- **Your objective**: Check each line of the listing for the string "Λέσβου", count the lines that have it, and answer with that number only.

Collected data:
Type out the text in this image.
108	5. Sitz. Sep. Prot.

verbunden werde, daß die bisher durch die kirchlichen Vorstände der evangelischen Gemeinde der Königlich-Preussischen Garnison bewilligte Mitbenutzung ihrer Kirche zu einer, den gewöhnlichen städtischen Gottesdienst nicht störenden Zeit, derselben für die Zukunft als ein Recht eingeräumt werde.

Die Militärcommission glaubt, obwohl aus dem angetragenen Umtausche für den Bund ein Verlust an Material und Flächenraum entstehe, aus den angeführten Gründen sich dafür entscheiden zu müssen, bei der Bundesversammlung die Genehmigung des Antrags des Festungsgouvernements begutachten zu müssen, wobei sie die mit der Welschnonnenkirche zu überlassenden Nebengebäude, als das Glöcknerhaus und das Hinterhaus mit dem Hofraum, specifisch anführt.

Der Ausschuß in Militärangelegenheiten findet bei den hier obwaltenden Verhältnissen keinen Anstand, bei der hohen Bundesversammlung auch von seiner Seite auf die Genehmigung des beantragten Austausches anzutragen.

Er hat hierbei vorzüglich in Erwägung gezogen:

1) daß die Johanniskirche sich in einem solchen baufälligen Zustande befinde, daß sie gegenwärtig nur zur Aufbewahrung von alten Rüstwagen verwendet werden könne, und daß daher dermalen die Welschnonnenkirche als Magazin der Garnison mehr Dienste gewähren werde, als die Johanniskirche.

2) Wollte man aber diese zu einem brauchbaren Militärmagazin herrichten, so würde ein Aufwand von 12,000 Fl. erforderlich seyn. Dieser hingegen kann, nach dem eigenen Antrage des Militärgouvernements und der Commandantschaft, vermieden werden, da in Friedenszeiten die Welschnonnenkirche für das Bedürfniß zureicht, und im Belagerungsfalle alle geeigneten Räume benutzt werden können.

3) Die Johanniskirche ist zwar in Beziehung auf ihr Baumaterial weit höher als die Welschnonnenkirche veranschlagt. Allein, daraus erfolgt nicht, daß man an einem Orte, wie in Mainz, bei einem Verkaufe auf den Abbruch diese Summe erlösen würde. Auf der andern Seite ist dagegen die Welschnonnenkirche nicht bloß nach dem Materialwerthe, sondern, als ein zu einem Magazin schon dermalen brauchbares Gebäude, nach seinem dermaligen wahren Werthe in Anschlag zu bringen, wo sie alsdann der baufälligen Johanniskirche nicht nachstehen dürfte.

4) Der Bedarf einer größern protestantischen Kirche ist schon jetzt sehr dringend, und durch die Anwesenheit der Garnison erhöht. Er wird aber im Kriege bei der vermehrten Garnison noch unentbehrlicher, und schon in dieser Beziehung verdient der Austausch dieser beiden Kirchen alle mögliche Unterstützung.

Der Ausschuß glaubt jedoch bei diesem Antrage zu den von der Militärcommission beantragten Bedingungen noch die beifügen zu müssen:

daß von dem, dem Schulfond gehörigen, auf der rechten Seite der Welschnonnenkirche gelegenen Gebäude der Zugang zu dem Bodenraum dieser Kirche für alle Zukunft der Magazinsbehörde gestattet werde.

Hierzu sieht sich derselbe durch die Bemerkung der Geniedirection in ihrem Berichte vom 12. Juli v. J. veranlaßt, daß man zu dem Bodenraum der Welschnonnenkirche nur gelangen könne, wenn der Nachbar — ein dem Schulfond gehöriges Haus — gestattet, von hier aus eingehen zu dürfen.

==

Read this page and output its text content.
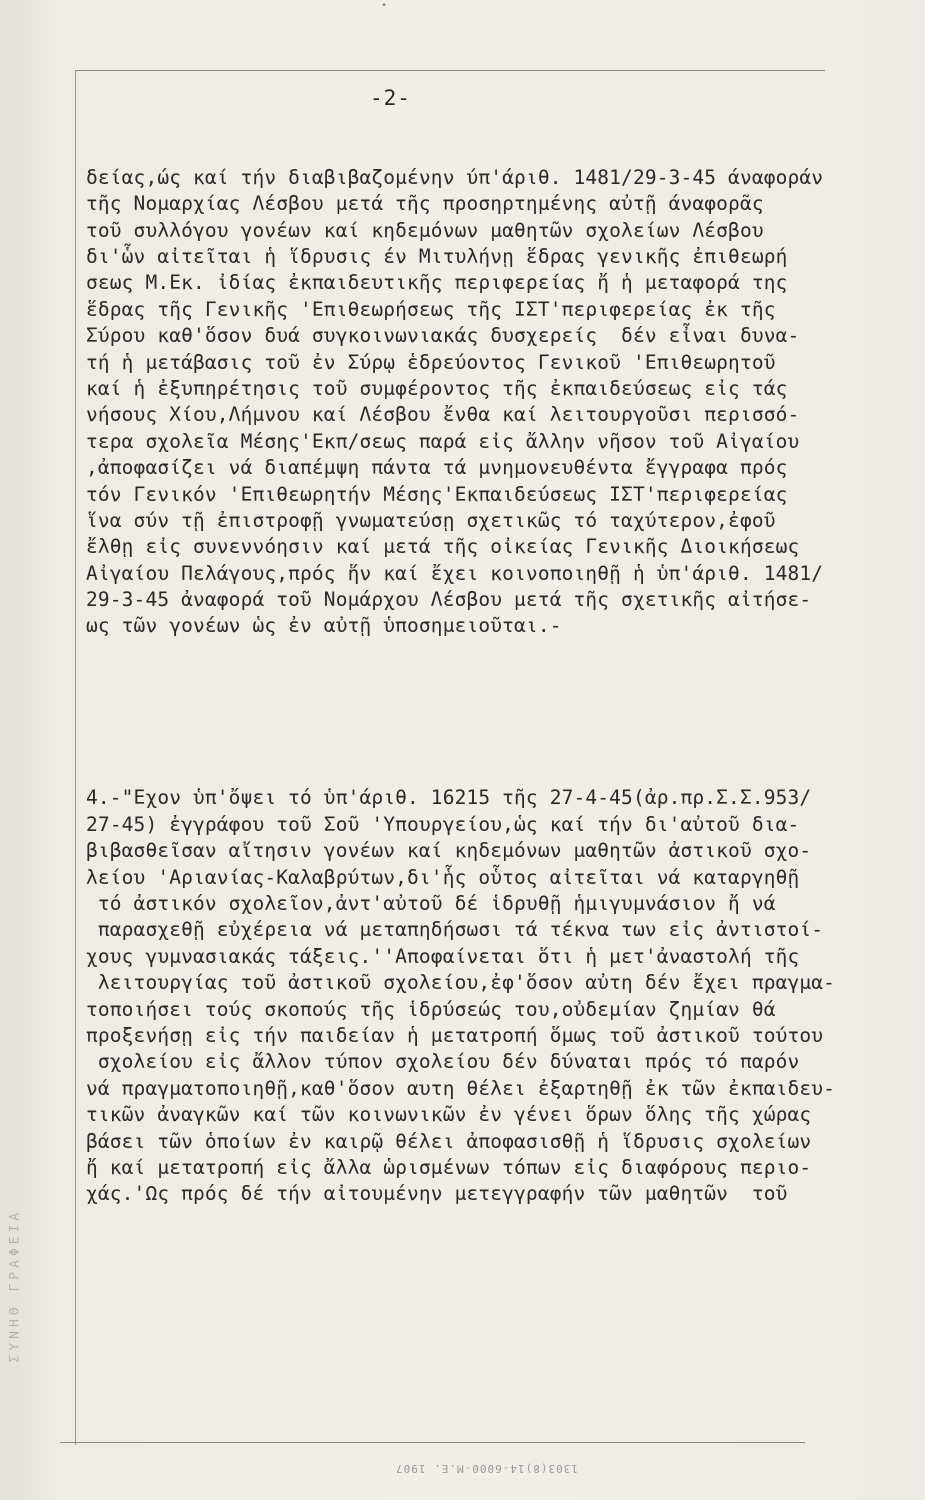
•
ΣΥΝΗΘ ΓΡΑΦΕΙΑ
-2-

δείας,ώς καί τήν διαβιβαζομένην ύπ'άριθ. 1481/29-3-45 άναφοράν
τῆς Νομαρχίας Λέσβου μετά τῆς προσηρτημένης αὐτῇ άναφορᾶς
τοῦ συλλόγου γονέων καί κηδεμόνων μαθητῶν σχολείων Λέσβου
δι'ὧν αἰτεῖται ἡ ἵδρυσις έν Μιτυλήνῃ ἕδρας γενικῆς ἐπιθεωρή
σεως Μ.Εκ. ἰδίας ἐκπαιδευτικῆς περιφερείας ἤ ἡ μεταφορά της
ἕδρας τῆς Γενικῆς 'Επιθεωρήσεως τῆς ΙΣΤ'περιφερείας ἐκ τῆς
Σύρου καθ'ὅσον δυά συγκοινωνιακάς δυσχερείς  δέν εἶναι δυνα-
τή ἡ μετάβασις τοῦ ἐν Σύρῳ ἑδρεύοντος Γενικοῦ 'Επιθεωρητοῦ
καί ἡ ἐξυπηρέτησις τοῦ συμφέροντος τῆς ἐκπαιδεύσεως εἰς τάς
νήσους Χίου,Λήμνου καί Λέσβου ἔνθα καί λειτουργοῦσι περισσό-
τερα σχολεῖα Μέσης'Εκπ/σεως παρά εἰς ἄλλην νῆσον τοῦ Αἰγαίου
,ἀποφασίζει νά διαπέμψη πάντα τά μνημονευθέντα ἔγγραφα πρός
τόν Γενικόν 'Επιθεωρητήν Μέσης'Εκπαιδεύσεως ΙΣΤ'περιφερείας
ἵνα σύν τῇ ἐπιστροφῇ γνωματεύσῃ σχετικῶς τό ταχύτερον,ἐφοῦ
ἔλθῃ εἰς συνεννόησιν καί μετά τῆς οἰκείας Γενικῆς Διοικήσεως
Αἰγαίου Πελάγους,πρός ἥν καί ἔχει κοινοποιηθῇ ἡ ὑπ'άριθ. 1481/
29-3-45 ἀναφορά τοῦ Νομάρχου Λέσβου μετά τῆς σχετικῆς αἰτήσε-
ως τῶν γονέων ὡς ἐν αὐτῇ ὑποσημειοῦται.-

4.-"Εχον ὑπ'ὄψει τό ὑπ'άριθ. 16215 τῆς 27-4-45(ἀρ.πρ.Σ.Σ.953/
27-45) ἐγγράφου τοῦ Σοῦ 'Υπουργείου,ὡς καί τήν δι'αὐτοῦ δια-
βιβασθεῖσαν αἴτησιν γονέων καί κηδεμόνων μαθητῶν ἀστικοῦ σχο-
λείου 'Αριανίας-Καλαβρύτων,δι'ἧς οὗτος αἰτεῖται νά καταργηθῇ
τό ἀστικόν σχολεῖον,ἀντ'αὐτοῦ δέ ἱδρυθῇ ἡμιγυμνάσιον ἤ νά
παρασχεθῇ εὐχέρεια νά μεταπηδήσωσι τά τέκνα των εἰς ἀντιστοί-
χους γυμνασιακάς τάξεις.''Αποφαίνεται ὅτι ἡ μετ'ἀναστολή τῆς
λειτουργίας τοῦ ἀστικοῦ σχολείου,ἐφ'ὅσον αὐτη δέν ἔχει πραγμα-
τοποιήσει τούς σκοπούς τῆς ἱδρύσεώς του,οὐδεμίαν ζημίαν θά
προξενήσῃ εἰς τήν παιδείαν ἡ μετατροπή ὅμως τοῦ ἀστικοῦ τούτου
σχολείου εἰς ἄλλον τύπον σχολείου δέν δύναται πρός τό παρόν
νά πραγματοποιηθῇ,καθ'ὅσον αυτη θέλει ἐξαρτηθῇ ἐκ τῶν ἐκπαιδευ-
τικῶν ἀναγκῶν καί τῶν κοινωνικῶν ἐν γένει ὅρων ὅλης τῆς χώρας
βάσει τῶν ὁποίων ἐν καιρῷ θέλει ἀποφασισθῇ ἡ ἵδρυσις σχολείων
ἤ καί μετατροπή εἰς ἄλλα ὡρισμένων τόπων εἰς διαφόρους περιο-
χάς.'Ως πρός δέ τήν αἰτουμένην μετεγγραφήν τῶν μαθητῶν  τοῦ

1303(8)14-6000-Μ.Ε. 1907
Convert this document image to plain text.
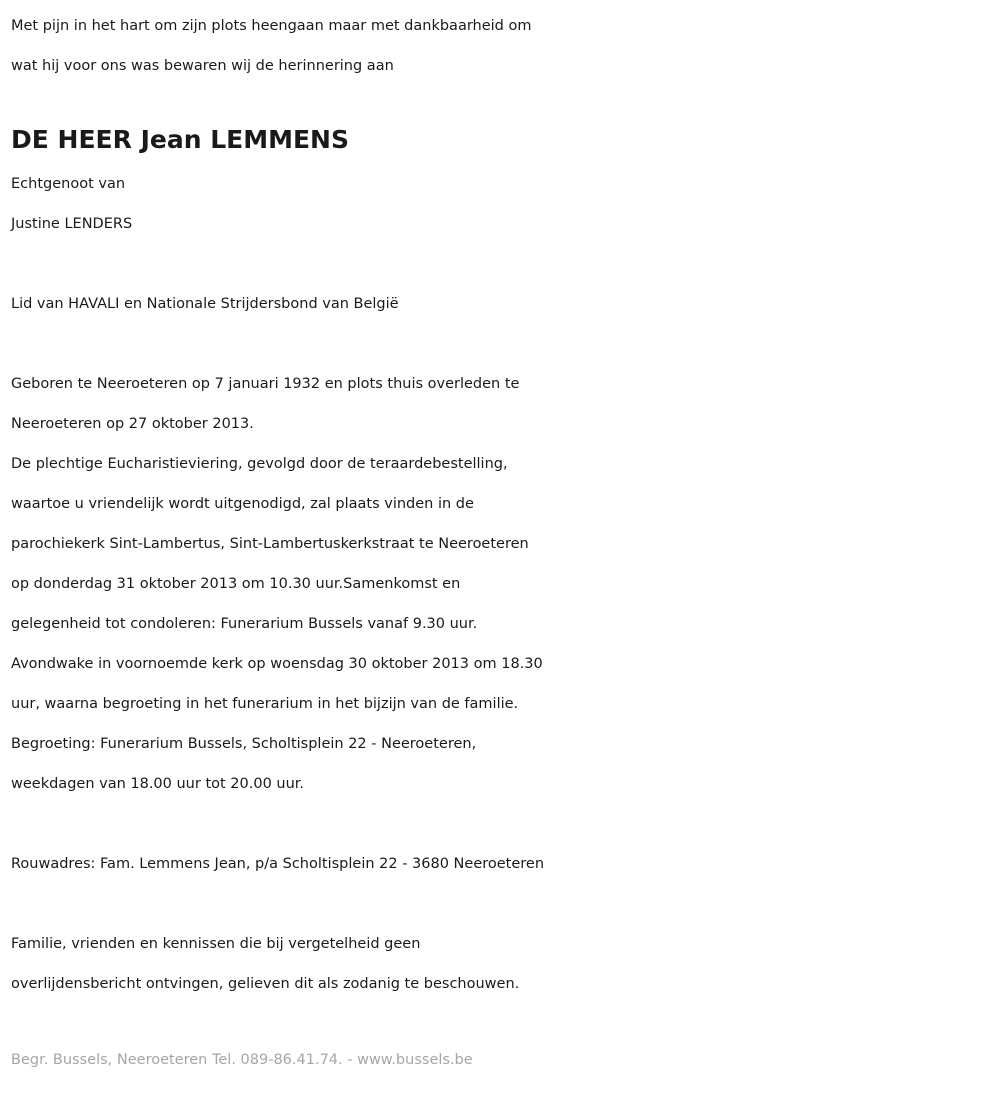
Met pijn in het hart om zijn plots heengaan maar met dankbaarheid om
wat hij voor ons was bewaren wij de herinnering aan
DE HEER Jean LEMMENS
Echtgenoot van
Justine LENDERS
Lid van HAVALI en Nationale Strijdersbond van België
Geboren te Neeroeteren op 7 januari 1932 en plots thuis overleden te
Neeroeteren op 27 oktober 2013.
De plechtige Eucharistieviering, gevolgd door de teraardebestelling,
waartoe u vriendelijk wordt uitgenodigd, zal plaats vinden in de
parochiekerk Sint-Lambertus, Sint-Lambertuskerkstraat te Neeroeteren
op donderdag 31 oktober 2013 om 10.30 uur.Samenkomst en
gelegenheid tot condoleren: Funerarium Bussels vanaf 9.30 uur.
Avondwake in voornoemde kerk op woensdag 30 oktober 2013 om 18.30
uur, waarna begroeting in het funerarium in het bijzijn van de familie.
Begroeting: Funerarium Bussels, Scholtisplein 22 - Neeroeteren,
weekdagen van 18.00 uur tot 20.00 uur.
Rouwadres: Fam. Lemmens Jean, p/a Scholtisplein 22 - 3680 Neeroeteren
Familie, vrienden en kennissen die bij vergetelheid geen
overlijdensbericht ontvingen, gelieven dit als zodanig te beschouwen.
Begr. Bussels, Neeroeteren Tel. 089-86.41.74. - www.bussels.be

...

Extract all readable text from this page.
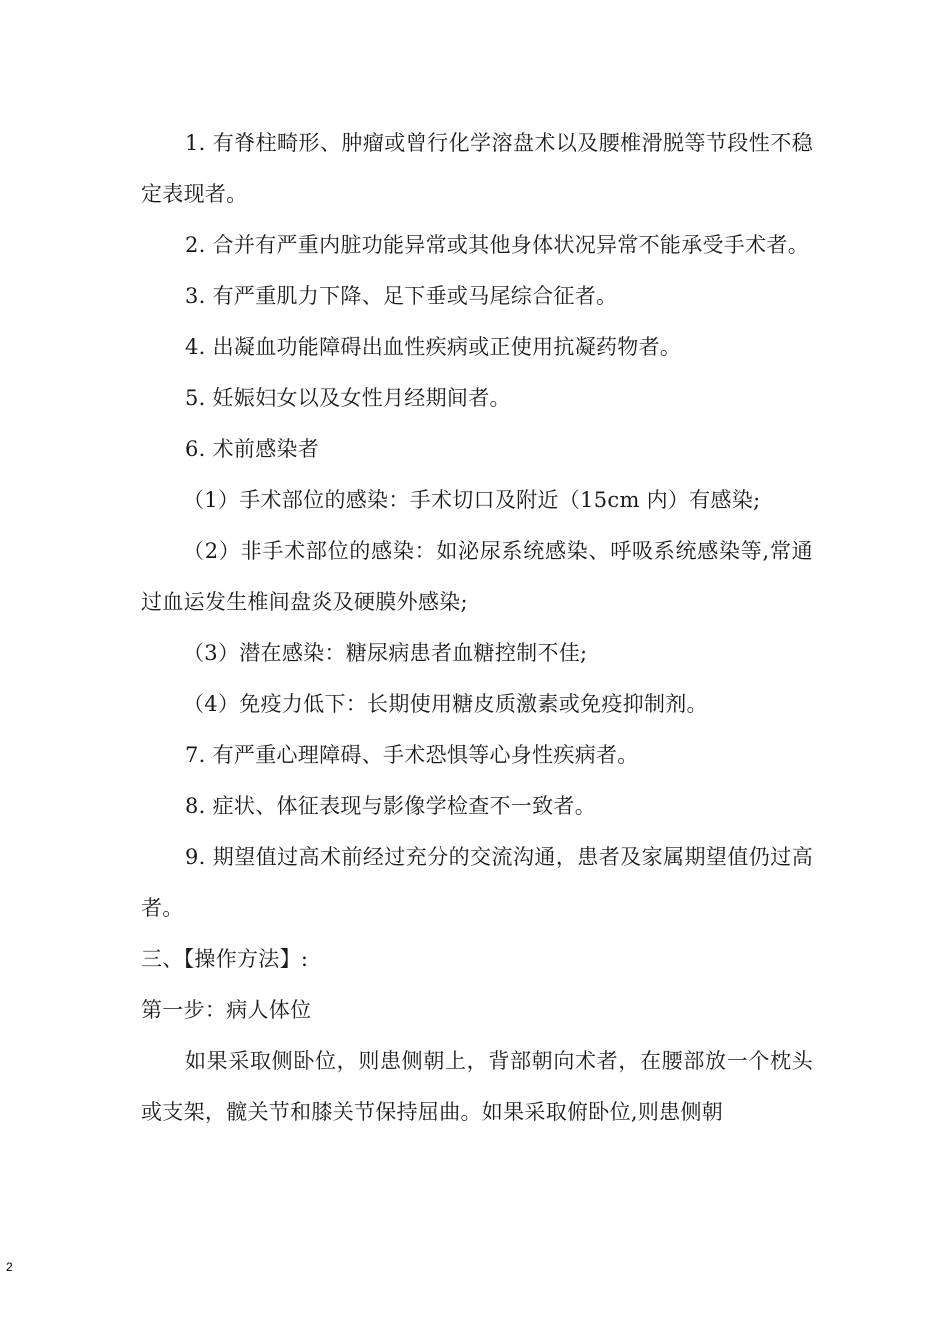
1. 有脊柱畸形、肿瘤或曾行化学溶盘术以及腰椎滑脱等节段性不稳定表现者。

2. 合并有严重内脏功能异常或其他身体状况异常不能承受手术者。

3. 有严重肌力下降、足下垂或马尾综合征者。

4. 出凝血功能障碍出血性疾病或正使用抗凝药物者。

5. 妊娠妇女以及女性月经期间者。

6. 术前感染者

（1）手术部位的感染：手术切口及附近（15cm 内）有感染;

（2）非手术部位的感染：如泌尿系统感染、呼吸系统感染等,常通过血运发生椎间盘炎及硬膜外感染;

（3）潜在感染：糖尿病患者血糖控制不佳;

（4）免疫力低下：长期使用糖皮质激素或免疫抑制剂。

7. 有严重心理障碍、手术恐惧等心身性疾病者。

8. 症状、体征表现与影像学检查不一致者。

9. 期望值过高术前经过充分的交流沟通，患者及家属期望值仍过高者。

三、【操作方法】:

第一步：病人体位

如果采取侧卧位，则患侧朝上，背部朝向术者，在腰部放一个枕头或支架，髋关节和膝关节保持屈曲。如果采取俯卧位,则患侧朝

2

- **Worked answer**: 4